▶ _Problem description_: Each entry below should be returned exactly as is, with the pictures removed.

▶ _Exercise data_:

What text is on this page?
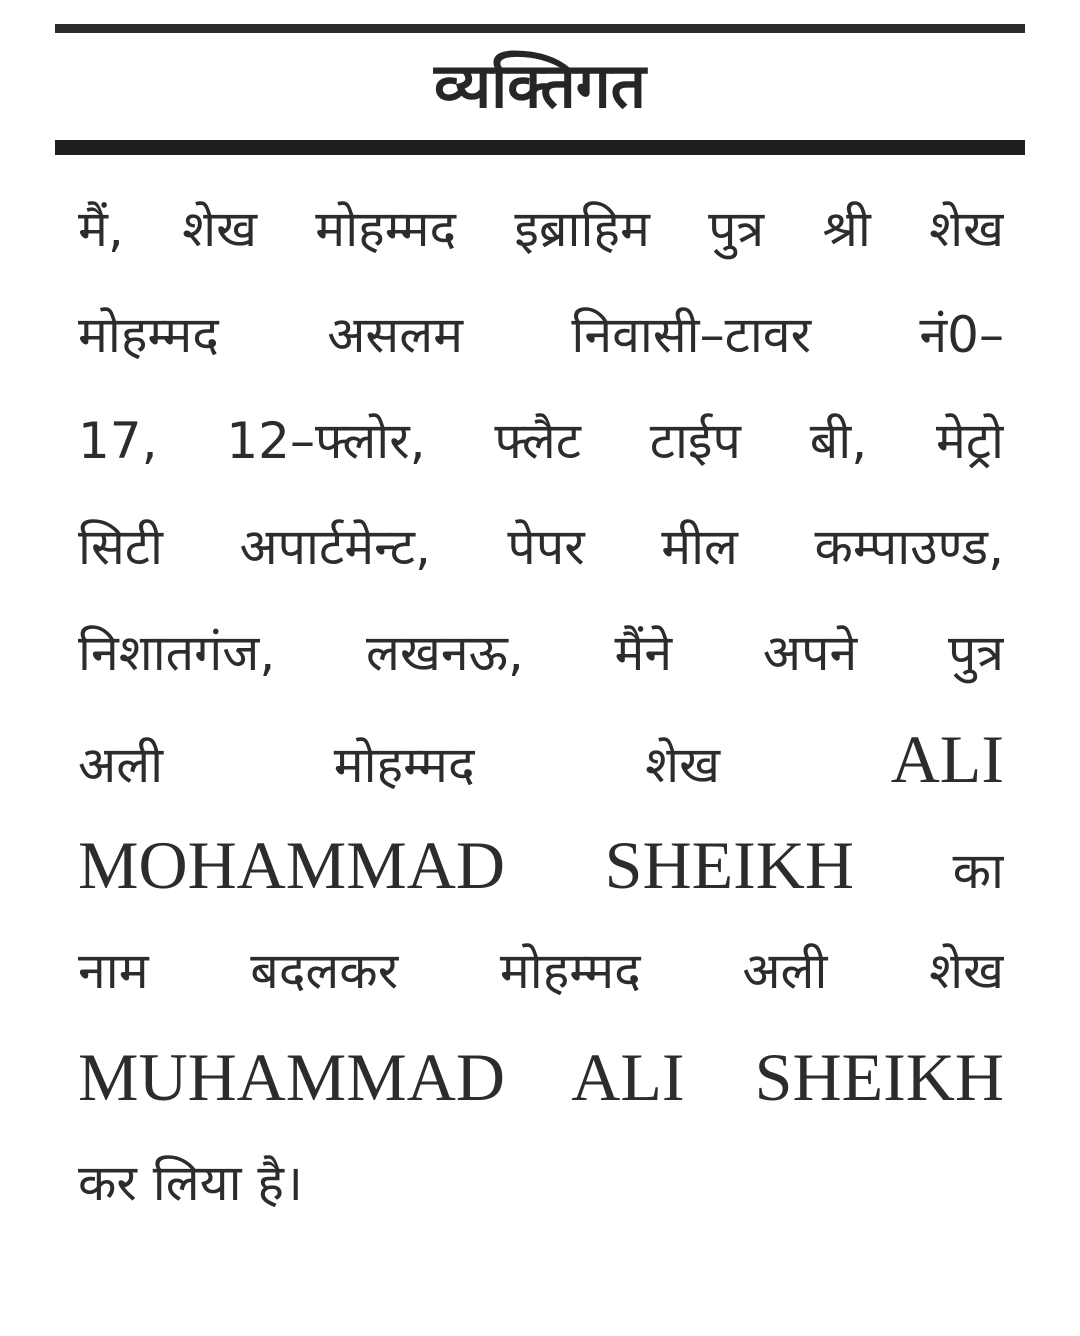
व्यक्तिगत
मैं, शेख मोहम्मद इब्राहिम पुत्र श्री शेख
मोहम्मद असलम निवासी–टावर नं0–
17, 12–फ्लोर, फ्लैट टाईप बी, मेट्रो
सिटी अपार्टमेन्ट, पेपर मील कम्पाउण्ड,
निशातगंज, लखनऊ, मैंने अपने पुत्र
अली मोहम्मद शेख ALI
MOHAMMAD SHEIKH का
नाम बदलकर मोहम्मद अली शेख
MUHAMMAD ALI SHEIKH
कर लिया है।
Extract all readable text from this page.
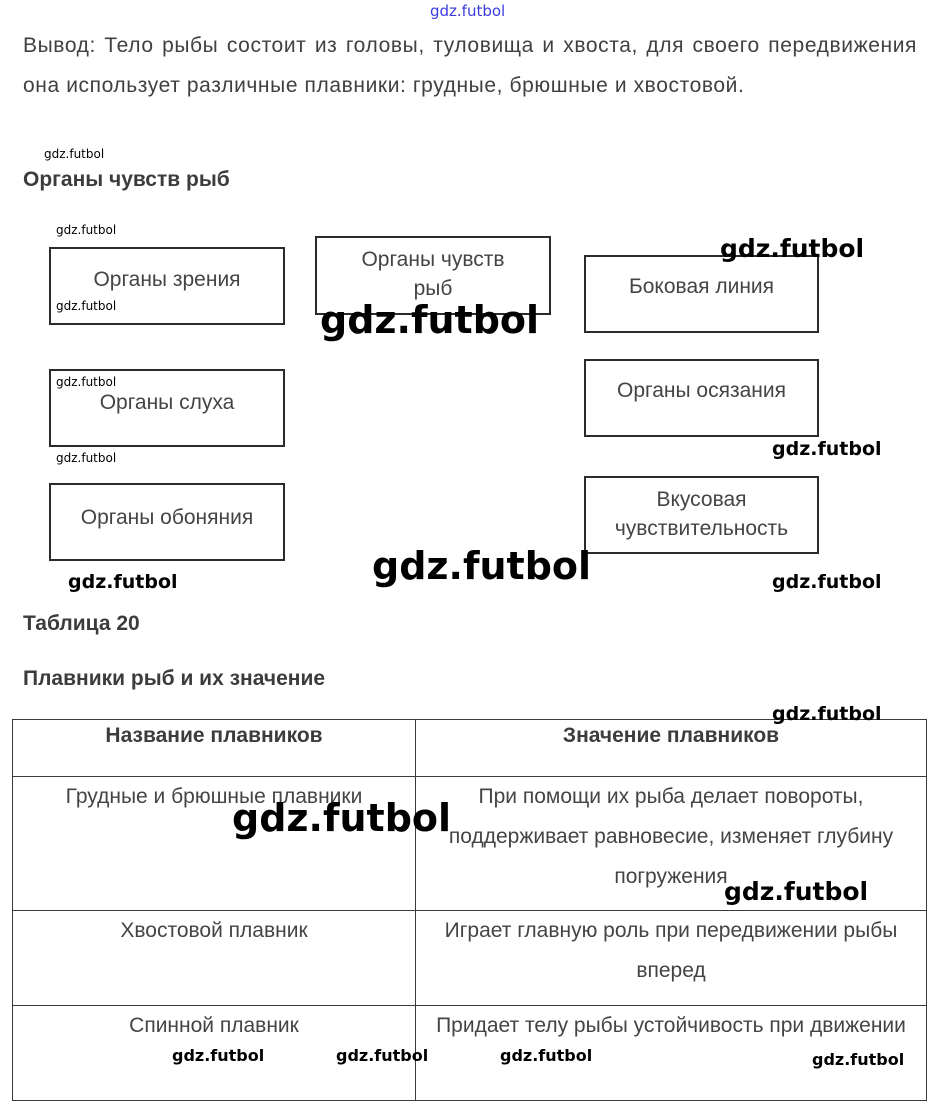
gdz.futbol
Вывод: Тело рыбы состоит из головы, туловища и хвоста, для своего передвижения она использует различные плавники: грудные, брюшные и хвостовой.
gdz.futbol
Органы чувств рыб
gdz.futbol
Органы зрения
Органы чувств рыб	Боковая линия
Органы слуха
Органы осязания
Органы обоняния
Вкусовая чувствительность
gdz.futbol
gdz.futbol
gdz.futbol
gdz.futbol
gdz.futbol
gdz.futbol
gdz.futbol
gdz.futbol	gdz.futbol
Таблица 20
Плавники рыб и их значение
gdz.futbol
Название плавников	Значение плавников

Грудные и брюшные плавники	При помощи их рыба делает повороты, поддерживает равновесие, изменяет глубину погружения
Хвостовой плавник	Играет главную роль при передвижении рыбы вперед
Спинной плавник	Придает телу рыбы устойчивость при движении
gdz.futbol
gdz.futbol
gdz.futbol	gdz.futbol	gdz.futbol	gdz.futbol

▶ _In response_:
What text is on this page?
व्यक्तिगत
मैं, शेख मोहम्मद इब्राहिम पुत्र श्री शेख
मोहम्मद असलम निवासी–टावर नं0–
17, 12–फ्लोर, फ्लैट टाईप बी, मेट्रो
सिटी अपार्टमेन्ट, पेपर मील कम्पाउण्ड,
निशातगंज, लखनऊ, मैंने अपने पुत्र
अली मोहम्मद शेख ALI
MOHAMMAD SHEIKH का
नाम बदलकर मोहम्मद अली शेख
MUHAMMAD ALI SHEIKH
कर लिया है।
Extract all readable text from this page.
gdz.futbol
Вывод: Тело рыбы состоит из головы, туловища и хвоста, для своего передвижения она использует различные плавники: грудные, брюшные и хвостовой.
gdz.futbol
Органы чувств рыб
gdz.futbol
Органы зрения
Органы чувств рыб	Боковая линия
Органы слуха
Органы осязания
Органы обоняния
Вкусовая чувствительность
gdz.futbol
gdz.futbol
gdz.futbol
gdz.futbol
gdz.futbol
gdz.futbol
gdz.futbol
gdz.futbol	gdz.futbol
Таблица 20
Плавники рыб и их значение
gdz.futbol
Название плавников	Значение плавников

Грудные и брюшные плавники	При помощи их рыба делает повороты, поддерживает равновесие, изменяет глубину погружения
Хвостовой плавник	Играет главную роль при передвижении рыбы вперед
Спинной плавник	Придает телу рыбы устойчивость при движении
gdz.futbol
gdz.futbol
gdz.futbol	gdz.futbol	gdz.futbol	gdz.futbol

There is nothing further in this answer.